→ GIVEN TASK:
Would you transcribe all of the data exactly, down to the last character?

→ INFORMATION PROVIDED:

============================================================

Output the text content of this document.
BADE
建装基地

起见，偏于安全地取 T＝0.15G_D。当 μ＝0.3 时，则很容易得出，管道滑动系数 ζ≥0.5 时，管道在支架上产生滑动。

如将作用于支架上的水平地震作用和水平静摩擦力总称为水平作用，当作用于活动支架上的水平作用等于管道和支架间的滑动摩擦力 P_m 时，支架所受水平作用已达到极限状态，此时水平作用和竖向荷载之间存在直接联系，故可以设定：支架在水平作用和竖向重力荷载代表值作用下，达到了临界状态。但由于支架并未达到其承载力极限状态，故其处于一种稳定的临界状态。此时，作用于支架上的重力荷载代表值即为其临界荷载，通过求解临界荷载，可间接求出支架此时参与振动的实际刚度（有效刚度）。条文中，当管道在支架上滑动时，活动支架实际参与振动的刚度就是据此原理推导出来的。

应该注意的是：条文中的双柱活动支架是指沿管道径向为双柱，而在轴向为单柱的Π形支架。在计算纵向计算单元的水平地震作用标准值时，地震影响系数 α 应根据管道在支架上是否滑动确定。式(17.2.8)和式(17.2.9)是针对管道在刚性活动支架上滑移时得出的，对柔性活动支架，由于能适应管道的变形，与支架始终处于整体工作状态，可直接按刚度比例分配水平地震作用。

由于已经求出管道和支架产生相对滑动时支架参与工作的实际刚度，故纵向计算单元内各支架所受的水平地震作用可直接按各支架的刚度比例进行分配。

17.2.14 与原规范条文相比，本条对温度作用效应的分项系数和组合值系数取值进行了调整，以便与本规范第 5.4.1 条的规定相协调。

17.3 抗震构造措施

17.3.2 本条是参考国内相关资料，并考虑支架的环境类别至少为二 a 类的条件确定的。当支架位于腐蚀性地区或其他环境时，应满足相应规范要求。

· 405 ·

============================================================

→ ANSWER FOR THIS EXERCISE:
Output the text content of this document.
BADE
建装基地

起见，偏于安全地取 T＝0.15G_D。当 μ＝0.3 时，则很容易得出，管道滑动系数 ζ≥0.5 时，管道在支架上产生滑动。

如将作用于支架上的水平地震作用和水平静摩擦力总称为水平作用，当作用于活动支架上的水平作用等于管道和支架间的滑动摩擦力 P_m 时，支架所受水平作用已达到极限状态，此时水平作用和竖向荷载之间存在直接联系，故可以设定：支架在水平作用和竖向重力荷载代表值作用下，达到了临界状态。但由于支架并未达到其承载力极限状态，故其处于一种稳定的临界状态。此时，作用于支架上的重力荷载代表值即为其临界荷载，通过求解临界荷载，可间接求出支架此时参与振动的实际刚度（有效刚度）。条文中，当管道在支架上滑动时，活动支架实际参与振动的刚度就是据此原理推导出来的。

应该注意的是：条文中的双柱活动支架是指沿管道径向为双柱，而在轴向为单柱的Π形支架。在计算纵向计算单元的水平地震作用标准值时，地震影响系数 α 应根据管道在支架上是否滑动确定。式(17.2.8)和式(17.2.9)是针对管道在刚性活动支架上滑移时得出的，对柔性活动支架，由于能适应管道的变形，与支架始终处于整体工作状态，可直接按刚度比例分配水平地震作用。

由于已经求出管道和支架产生相对滑动时支架参与工作的实际刚度，故纵向计算单元内各支架所受的水平地震作用可直接按各支架的刚度比例进行分配。

17.2.14 与原规范条文相比，本条对温度作用效应的分项系数和组合值系数取值进行了调整，以便与本规范第 5.4.1 条的规定相协调。

17.3 抗震构造措施

17.3.2 本条是参考国内相关资料，并考虑支架的环境类别至少为二 a 类的条件确定的。当支架位于腐蚀性地区或其他环境时，应满足相应规范要求。

· 405 ·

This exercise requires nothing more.